§ Task brief: Rewrite the Wintergreen band text below, starting at the words "Wintergreen is an" and stopping after "for free online.", and rename "alternative rock" to "indie rock" throughout that span.

§ Excerpt:
□ □ □ □ □

Wintergreen is an alternative rock band from Los Angeles, best known for their song "When I Wake Up" and its accompanying music video. They have released much of their music for free online.

Members 
Current:
Lead Singer/Guitarist – Drew Mottinger
Guitarist/Vocals – Trevor Sherwood
Drums – Todd Ramsey
Bass – Danny Young
Keyboard – Matt Casebeer

Former:
Bass – Brad Vartan

The Extended Play 
Wintergreen's first EP, entitled The Extended Play, was released on January 24, 2006 and contains five tracks. It was released on the Indie label Mt. Fuji Records. It is available on Apple's iTunes music store or through the band's website.

Track list
"Waste of Time"
"When I Wake Up"
"Hard to Be Cool"
"Last Dance"
"You Belong to Me"

A video for the song "When I Wake Up" was directed by Keith Schofield, and released in January 2006. In it, the members of Wintergreen travel to Alamogordo, New Mexico to try to find the cartridges of the video game E.T. the Extra Terrestrial that were buried in 1983 by Atari during the infamous Atari video game burial. At the end of the video, the members successfully find the intact cartridges.

□ □ □ □ □

§ Extracted information:
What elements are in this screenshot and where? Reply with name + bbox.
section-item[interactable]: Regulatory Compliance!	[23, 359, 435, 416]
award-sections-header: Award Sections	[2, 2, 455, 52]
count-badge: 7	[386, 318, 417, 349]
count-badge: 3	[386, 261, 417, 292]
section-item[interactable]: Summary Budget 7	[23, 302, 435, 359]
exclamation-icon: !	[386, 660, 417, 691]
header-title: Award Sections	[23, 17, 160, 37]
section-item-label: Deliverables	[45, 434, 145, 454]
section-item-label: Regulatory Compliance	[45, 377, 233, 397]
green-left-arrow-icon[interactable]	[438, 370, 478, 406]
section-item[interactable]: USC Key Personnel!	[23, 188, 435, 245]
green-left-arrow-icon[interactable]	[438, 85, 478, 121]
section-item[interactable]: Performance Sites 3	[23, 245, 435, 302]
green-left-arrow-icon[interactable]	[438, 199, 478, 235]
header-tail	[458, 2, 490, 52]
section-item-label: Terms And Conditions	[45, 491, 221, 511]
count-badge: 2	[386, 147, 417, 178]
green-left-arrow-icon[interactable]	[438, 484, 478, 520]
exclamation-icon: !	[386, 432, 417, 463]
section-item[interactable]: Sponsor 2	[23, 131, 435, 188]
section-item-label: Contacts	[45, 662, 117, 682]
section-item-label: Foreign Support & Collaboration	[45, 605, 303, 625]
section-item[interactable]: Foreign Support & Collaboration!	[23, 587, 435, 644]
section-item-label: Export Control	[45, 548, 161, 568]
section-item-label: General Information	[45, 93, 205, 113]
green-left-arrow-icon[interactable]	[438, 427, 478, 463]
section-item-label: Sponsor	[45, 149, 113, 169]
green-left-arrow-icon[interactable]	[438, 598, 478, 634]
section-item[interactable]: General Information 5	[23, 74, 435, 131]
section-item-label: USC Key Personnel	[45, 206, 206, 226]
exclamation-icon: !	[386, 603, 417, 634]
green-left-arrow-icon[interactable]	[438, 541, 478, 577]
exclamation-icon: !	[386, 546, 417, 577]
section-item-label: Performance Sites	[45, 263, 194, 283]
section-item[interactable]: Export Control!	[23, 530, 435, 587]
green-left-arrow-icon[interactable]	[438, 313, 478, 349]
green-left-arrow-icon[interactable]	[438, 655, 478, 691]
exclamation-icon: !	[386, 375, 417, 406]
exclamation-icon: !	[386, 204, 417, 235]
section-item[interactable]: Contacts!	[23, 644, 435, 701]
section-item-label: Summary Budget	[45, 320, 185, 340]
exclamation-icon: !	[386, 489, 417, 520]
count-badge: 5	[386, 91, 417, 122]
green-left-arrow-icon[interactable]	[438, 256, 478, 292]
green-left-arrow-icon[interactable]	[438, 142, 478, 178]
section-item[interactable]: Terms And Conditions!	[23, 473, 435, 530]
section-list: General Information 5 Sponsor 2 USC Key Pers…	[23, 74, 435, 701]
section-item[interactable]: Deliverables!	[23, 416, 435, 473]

□ □ □ □ □

§ Answer for this exercise:
Wintergreen is an indie rock band from Los Angeles, best known for their song "When I Wake Up" and its accompanying music video. They have released much of their music for free online.